** START Record list **
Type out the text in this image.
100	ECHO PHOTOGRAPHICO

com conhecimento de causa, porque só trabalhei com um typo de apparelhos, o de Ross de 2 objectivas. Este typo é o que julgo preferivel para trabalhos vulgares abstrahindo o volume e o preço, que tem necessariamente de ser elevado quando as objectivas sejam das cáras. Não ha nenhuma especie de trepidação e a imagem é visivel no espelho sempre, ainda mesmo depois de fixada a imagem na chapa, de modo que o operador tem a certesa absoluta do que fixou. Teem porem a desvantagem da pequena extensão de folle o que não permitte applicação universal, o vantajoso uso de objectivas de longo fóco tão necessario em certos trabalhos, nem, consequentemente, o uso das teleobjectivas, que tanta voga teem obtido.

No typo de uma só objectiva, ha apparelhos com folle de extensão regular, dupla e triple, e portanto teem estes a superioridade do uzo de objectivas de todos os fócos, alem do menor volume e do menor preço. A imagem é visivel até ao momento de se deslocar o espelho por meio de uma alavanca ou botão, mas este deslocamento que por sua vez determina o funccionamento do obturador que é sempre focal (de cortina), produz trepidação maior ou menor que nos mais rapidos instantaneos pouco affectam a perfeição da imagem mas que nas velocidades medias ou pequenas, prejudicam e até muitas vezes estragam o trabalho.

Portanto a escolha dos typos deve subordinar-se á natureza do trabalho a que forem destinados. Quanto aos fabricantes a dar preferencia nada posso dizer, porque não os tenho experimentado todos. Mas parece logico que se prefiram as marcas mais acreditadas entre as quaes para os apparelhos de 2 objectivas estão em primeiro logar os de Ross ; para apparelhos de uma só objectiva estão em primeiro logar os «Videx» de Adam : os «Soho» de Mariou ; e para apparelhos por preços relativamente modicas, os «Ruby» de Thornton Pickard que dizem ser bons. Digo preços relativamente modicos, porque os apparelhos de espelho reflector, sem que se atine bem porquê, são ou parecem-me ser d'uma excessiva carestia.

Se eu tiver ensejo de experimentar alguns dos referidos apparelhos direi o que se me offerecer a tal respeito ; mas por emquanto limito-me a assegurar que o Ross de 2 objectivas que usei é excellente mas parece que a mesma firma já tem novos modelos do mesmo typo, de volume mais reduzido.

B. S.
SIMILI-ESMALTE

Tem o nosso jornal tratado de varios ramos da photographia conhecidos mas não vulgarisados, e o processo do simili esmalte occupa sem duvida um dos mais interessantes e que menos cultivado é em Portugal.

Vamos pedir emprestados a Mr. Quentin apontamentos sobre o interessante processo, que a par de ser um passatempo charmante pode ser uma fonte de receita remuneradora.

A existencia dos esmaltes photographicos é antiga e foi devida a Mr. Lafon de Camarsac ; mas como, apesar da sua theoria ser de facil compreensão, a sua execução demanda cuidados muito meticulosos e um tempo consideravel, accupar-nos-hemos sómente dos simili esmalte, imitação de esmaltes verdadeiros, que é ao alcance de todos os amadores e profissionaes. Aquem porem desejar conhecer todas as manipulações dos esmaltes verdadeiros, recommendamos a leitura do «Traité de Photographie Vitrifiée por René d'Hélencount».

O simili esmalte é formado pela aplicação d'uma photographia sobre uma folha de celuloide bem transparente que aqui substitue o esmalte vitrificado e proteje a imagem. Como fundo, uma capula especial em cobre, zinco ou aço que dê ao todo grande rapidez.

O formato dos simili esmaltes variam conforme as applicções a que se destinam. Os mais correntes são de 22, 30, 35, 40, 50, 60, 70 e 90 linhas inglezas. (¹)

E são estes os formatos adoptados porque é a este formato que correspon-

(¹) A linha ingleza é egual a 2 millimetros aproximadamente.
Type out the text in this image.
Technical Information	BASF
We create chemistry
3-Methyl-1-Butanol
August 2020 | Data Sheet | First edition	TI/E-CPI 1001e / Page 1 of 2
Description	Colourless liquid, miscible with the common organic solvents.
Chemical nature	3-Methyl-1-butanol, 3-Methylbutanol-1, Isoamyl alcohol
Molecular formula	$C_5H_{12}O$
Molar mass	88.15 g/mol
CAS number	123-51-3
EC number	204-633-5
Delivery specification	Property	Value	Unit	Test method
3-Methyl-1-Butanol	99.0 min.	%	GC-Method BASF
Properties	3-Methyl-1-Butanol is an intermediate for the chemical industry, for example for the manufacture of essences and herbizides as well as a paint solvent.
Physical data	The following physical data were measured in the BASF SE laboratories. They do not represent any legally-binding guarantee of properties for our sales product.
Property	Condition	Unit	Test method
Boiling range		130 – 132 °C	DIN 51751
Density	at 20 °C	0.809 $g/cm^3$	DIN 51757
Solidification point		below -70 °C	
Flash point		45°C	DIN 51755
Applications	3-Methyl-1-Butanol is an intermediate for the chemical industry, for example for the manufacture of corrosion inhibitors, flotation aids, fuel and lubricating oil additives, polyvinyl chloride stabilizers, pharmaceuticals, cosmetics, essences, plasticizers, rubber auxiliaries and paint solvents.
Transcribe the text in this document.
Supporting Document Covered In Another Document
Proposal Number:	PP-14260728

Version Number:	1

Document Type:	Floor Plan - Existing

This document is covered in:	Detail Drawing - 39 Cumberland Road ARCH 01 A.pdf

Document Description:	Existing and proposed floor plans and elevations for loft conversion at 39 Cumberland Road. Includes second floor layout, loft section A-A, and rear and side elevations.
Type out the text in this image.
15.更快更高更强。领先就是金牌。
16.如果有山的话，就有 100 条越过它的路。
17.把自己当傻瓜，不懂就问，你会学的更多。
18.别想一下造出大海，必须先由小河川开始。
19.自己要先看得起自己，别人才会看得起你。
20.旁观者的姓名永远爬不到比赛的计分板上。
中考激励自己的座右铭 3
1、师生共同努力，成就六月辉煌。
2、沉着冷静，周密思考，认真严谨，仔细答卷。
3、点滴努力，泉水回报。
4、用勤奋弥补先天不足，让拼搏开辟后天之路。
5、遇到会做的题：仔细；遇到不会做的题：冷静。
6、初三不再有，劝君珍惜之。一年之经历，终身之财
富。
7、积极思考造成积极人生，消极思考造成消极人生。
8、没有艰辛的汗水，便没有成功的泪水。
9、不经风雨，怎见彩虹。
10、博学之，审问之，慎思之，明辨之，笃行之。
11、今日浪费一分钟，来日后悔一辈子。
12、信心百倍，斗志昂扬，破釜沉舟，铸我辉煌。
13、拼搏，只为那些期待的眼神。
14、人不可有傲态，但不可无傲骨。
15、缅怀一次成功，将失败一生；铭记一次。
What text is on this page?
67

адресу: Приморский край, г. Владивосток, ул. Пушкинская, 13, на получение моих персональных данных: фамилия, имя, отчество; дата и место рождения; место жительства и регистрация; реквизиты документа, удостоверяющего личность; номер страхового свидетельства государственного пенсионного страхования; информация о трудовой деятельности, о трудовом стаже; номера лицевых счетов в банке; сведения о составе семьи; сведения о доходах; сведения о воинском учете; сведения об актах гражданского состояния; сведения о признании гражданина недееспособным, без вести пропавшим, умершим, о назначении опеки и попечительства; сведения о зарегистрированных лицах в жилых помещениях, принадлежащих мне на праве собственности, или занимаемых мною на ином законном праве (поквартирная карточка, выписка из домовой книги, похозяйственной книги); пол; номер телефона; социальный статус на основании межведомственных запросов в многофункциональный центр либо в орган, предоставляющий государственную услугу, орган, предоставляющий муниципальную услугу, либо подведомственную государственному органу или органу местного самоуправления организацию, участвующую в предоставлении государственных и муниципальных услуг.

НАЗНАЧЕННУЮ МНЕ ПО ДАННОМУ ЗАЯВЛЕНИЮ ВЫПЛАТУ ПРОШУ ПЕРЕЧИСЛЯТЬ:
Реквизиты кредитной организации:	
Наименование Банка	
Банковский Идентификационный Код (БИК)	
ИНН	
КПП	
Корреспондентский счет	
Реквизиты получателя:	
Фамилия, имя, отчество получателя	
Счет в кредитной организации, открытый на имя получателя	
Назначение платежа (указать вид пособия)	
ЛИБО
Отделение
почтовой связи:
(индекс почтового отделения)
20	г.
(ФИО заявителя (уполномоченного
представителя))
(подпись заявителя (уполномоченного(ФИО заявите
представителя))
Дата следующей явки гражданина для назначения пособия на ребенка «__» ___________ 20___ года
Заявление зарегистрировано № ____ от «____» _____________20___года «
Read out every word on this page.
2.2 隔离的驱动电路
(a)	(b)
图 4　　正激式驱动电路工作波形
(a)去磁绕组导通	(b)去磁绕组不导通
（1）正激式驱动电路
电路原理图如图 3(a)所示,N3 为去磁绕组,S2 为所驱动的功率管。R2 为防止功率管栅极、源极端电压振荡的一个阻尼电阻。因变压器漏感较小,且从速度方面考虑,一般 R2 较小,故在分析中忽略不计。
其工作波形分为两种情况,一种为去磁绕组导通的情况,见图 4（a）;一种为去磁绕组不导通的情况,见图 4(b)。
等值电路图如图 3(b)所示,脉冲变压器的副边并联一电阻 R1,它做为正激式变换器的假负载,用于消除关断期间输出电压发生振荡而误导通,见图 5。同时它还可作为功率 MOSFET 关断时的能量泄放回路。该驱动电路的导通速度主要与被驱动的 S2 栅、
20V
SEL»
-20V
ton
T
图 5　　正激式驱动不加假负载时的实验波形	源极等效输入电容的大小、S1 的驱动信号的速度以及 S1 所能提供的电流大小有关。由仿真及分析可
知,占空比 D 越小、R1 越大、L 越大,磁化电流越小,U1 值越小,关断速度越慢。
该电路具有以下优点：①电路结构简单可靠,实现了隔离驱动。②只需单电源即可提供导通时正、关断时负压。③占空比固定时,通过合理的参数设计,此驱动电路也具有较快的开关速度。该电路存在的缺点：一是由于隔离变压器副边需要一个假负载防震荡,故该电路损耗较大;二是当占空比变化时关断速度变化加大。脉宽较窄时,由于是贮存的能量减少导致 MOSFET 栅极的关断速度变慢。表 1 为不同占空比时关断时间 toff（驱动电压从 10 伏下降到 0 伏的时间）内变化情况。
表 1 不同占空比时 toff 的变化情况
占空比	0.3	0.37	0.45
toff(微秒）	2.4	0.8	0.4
** END Record list **
Search the data above for the word "essences", then gather each line in which it appears.

Complete output
Properties	3-Methyl-1-Butanol is an intermediate for the chemical industry, for example for the manufacture of essences and herbizides as well as a paint solvent.
Applications	3-Methyl-1-Butanol is an intermediate for the chemical industry, for example for the manufacture of corrosion inhibitors, flotation aids, fuel and lubricating oil additives, polyvinyl chloride stabilizers, pharmaceuticals, cosmetics, essences, plasticizers, rubber auxiliaries and paint solvents.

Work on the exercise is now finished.